What is required → Every line that holds "plan" should be shown.

[Data entries]
= = =

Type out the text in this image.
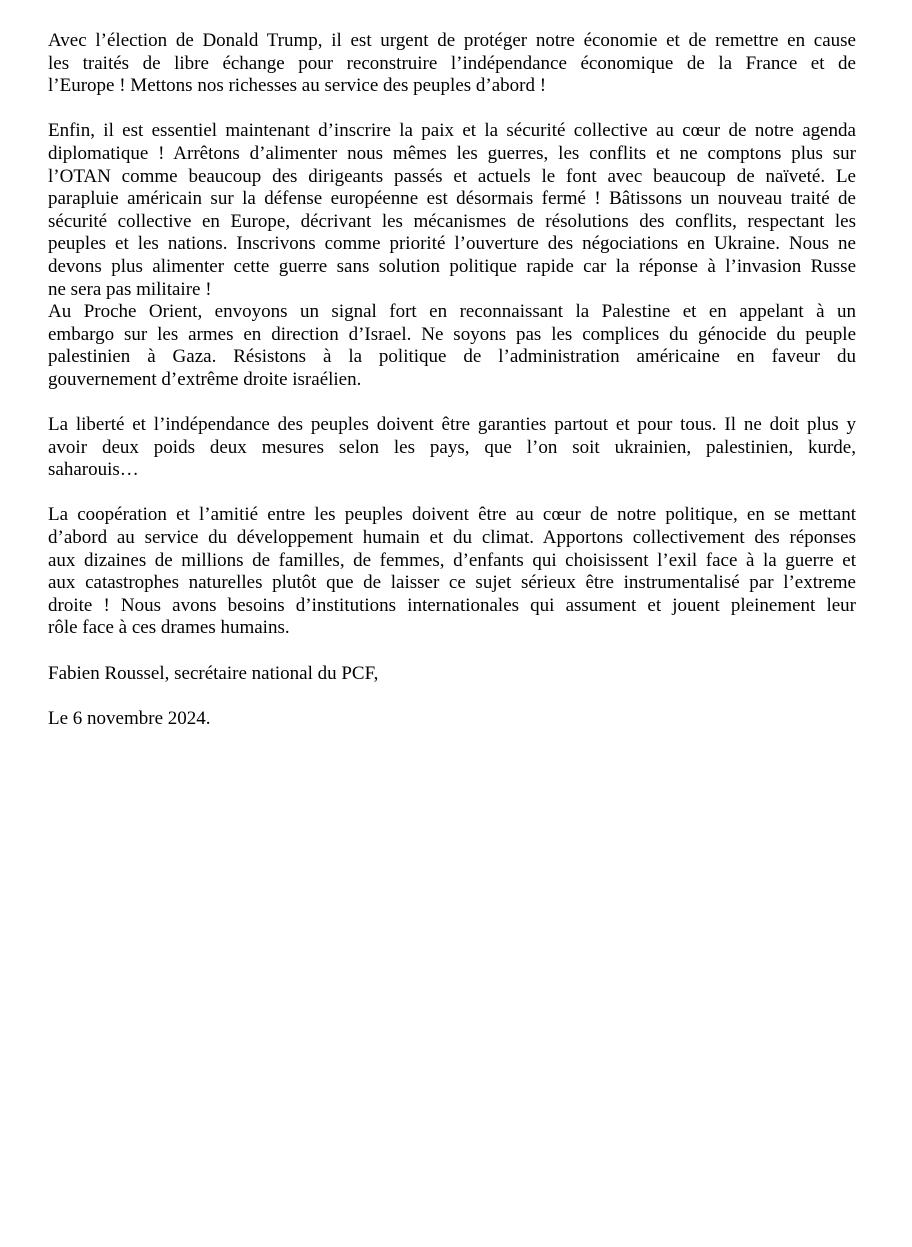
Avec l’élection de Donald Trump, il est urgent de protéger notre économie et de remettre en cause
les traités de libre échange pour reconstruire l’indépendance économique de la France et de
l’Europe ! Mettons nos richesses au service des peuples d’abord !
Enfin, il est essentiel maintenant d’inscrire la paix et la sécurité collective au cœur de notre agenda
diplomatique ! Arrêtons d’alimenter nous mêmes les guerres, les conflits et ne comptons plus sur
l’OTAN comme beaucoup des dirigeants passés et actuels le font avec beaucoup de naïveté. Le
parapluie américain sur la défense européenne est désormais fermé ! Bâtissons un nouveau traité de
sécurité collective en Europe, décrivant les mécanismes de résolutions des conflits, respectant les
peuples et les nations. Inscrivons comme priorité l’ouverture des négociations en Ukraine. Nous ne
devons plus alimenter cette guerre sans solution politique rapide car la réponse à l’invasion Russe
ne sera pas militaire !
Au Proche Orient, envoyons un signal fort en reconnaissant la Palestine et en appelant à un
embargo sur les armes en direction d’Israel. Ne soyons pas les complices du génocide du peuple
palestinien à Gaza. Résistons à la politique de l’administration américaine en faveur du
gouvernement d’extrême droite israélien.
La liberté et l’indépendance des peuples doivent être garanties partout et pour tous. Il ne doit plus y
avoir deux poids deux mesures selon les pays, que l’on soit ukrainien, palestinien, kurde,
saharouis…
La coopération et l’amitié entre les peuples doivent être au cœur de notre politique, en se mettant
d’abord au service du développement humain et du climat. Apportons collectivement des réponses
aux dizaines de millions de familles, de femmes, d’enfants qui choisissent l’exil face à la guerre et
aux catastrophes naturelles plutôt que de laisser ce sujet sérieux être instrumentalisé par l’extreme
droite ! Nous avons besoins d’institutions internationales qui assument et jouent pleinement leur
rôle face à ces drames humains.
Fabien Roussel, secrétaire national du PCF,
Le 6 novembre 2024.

= = =

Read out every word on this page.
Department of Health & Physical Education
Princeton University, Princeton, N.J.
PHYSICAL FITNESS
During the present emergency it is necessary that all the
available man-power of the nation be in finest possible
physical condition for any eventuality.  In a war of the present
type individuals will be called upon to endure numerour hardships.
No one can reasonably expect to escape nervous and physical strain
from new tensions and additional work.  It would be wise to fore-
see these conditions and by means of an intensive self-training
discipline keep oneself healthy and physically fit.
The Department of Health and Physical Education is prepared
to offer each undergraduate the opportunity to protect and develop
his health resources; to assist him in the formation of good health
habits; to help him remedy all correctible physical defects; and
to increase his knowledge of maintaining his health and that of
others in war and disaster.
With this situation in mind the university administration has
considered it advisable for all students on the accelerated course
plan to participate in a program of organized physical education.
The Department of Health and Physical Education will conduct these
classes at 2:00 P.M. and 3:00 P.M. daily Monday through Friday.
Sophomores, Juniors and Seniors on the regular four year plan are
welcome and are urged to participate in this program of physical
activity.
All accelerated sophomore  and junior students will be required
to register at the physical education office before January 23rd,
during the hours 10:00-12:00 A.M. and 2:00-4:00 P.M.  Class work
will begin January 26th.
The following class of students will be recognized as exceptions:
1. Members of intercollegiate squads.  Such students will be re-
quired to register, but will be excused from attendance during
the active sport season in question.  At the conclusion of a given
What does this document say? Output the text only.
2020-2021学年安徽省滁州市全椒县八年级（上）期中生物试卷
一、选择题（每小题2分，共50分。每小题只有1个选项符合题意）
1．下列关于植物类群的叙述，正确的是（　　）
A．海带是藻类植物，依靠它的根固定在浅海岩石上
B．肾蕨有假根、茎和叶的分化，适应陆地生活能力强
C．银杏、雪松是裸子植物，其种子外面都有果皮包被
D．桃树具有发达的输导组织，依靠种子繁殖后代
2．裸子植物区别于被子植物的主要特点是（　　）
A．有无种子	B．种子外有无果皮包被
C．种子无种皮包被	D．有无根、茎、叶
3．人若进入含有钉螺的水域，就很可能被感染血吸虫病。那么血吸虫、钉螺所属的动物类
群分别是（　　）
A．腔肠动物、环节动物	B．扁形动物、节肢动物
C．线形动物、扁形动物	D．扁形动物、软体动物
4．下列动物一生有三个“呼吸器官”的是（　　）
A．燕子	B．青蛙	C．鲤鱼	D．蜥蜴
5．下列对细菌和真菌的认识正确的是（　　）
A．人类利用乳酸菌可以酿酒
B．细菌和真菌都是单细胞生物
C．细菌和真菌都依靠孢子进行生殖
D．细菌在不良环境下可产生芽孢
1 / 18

= = =

Correct answer →
plan to participate in a program of organized physical education.
Sophomores, Juniors and Seniors on the regular four year plan are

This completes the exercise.